# Toro 521 with worn auger gear / worm gear



## pwner4once (Aug 19, 2019)

Hi all, 

I just acquired an old Toro 521 last week with carb / some auger transmission issues. 
I torn it down and found the worm-gear (5-7180) / auger gear (5-7170) was completely worn down due to bad seals.
Both gear sets seem to ring around $130 Ebay / Amazon.
This is my first time working with snowblower and that price seems rather excessive for 2 machined gears.
The gear sets for other brands (craftsman/etc) seems much cheaper. 

For you folks more familiar with these machines,
how do I acquire these parts without breaking the bank?
Is it possible to just retro fit a set of auger/worm gear from another brand? 

Thanks


----------



## Dauntae (Nov 10, 2016)

No retrofitting on that one BUT a toro 521 is a VERY common blower and could most likely find a good parts machine for less than $50 with a good set of gears and many other usable parts.


----------



## paulm12 (May 22, 2015)

I agree with Dauntae, go with another used machine for parts. The gearbox usually is very solid on these machines, so hopefully the next one you find will work for parts. The only new parts I have purchased on the auger assemblies are the impeller bearings.


----------



## sidegrinder (Apr 18, 2015)

I sent you a pm. Unfortunately, parts for upper tier brands like Toro, John Deere, Honda etc command higher prices than the more generic MTD/Murray/Craftsman machines.


----------



## dinkyguitar (Aug 9, 2019)

I just opened my auger gear and added new greased and rubber seal. Smooth as butter now.

But I did look at the price on gears in general, and they are not cheap.

Like suggested, your 521 is a common model so parts should be plenty.

I just bought an 2002 824 to replace my 80's 421 which I will sell soon...I bet my auger gear is the same as yours.
####
▶ **Goals**:
A - In the Toro 521 gear thread, what did the first poster say caused the worm gear and auger gear to wear down completely?
B - According to the Toro 521 gear thread, why do the replies suggest buying a second used machine for parts instead of new gears? Answer in one to three sentences.
C - Resume the Toro 521 gear thread from where it stops.

▶ **Information shown**:
####
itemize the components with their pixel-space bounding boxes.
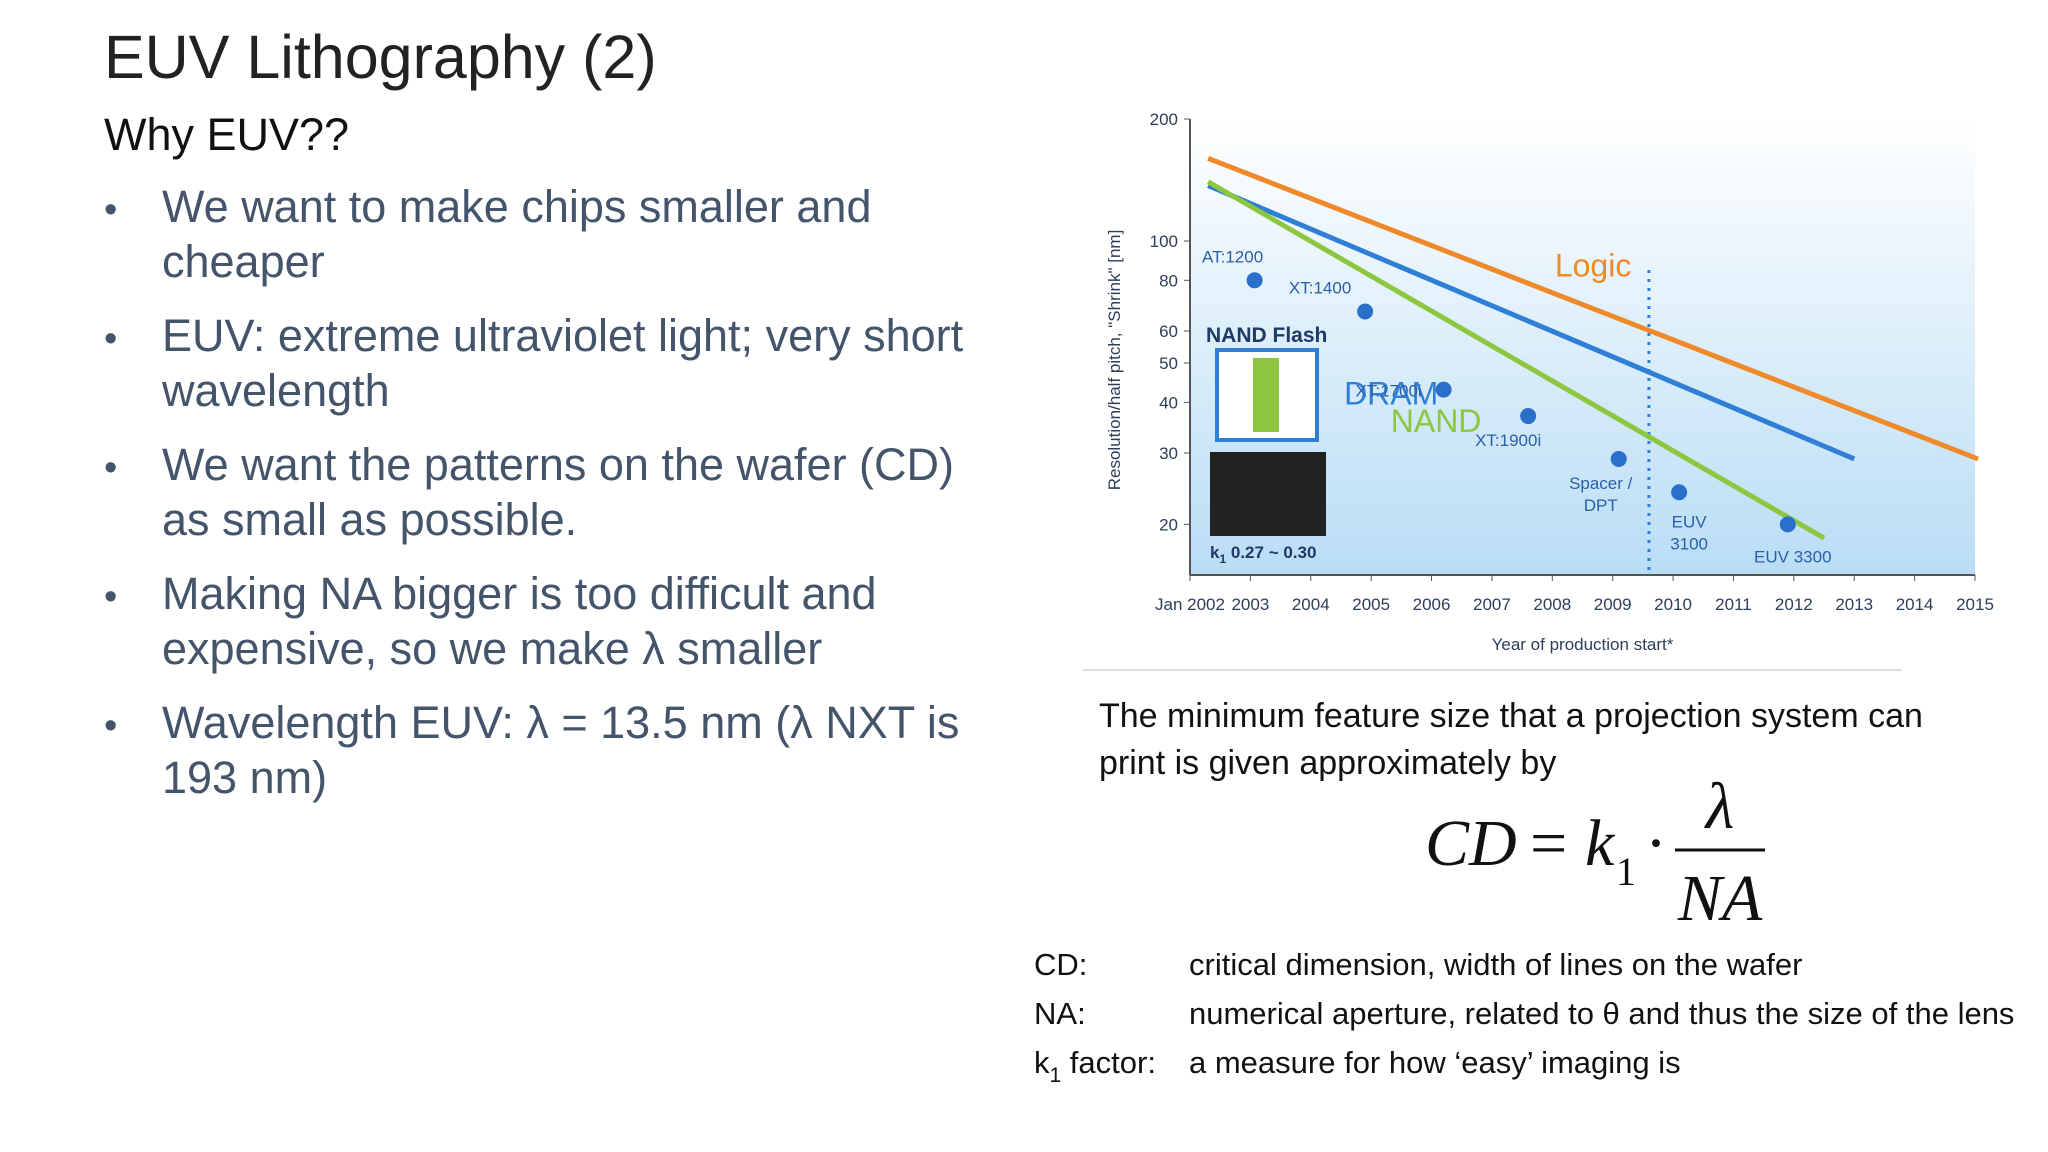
####
▶ **Responses to the exercise**:
A - Bad seals.

B - The Toro 521 is a very common snowblower, so a parts machine with a good set of gears and many other usable parts could likely be found for less than $50. The gearbox on these machines is also usually very solid, so the next one found will probably work for parts.

C -
Anyway, I'd look for a used one and ask if it turns smooth and everything.

BTW, my blower takes Mag 1 grease which is $21 (cheapest I found). I tried to use "00" but it was a waste of money since it was too liquidy. Plus I order a rubber seal for $7...basically a square O ring. Plus $7-8 gasket...I was thinking about replacing seals but that's another $15 ea. and mine are still good.

It gets expensive...but do it right the first time with the right stuff and it will last another 20 years or so...Toro's are made well. ****, my 421 still works and I didn't do anything with that when my father in law gave it to me.

Good luck...
dinky


----------



## yoda (Dec 30, 2015)

Make sure someone didn't change the shear bolts to regular bolts. That can destroy a gearbox.


----------



## UNDERTAKER (Dec 30, 2013)

yoda said:


> Make sure someone didn't change the shear bolts to regular bolts. That can destroy a gearbox.


* TORO Runs Grade 5 Bolts. 
NO BLOODY FREAKING SHEER PINS in them.*


----------



## paulm12 (May 22, 2015)

yep, they don't use shear bolts on these Toros. The gears are stronger and therefore more expensive. As long as they stay lubricated they usually last forever.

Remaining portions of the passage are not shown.